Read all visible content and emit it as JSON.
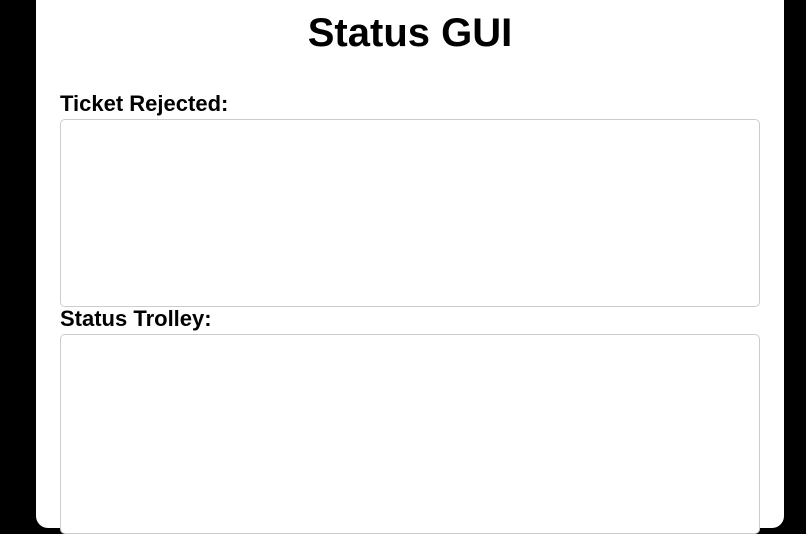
{
  "page": {
    "title": "Status GUI"
  },
  "fields": {
    "ticket_rejected": {
      "label": "Ticket Rejected:",
      "value": ""
    },
    "status_trolley": {
      "label": "Status Trolley:",
      "value": ""
    }
  },
  "colors": {
    "background": "#000000",
    "panel": "#ffffff",
    "field_border": "#cccccc",
    "text": "#000000"
  }
}
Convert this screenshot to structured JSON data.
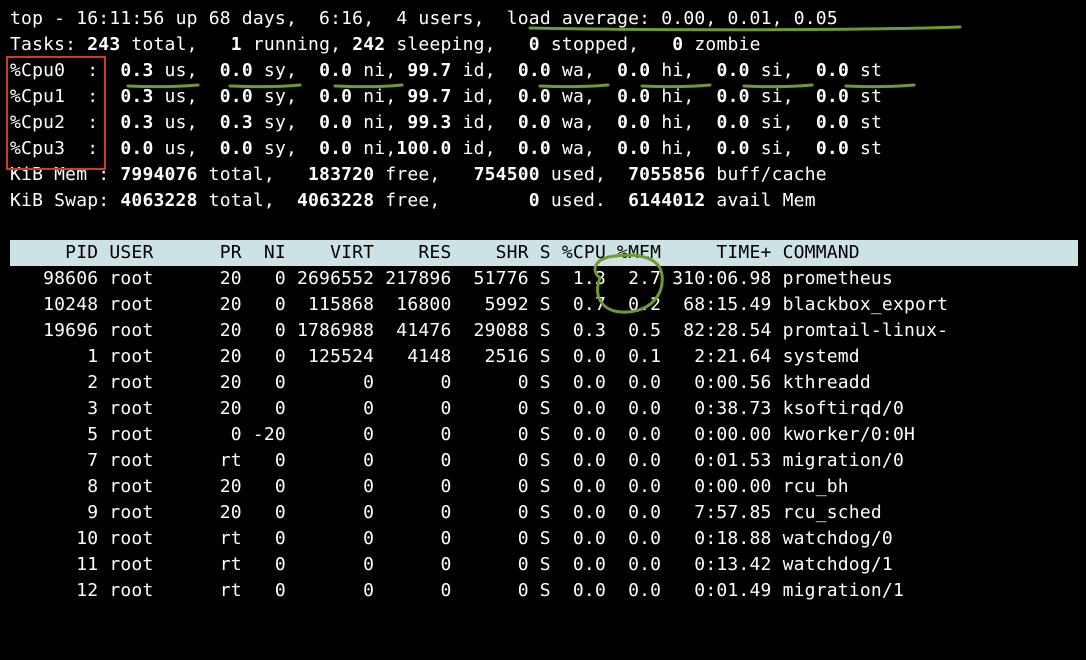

### Task statement
Copy out all the records exactly, excluding pictures.

### Reply to the task
Read all visible content and emit it as JSON.
{
  "page": {
    "title": "Status GUI"
  },
  "fields": {
    "ticket_rejected": {
      "label": "Ticket Rejected:",
      "value": ""
    },
    "status_trolley": {
      "label": "Status Trolley:",
      "value": ""
    }
  },
  "colors": {
    "background": "#000000",
    "panel": "#ffffff",
    "field_border": "#cccccc",
    "text": "#000000"
  }
}
Convert this screenshot to structured JSON data.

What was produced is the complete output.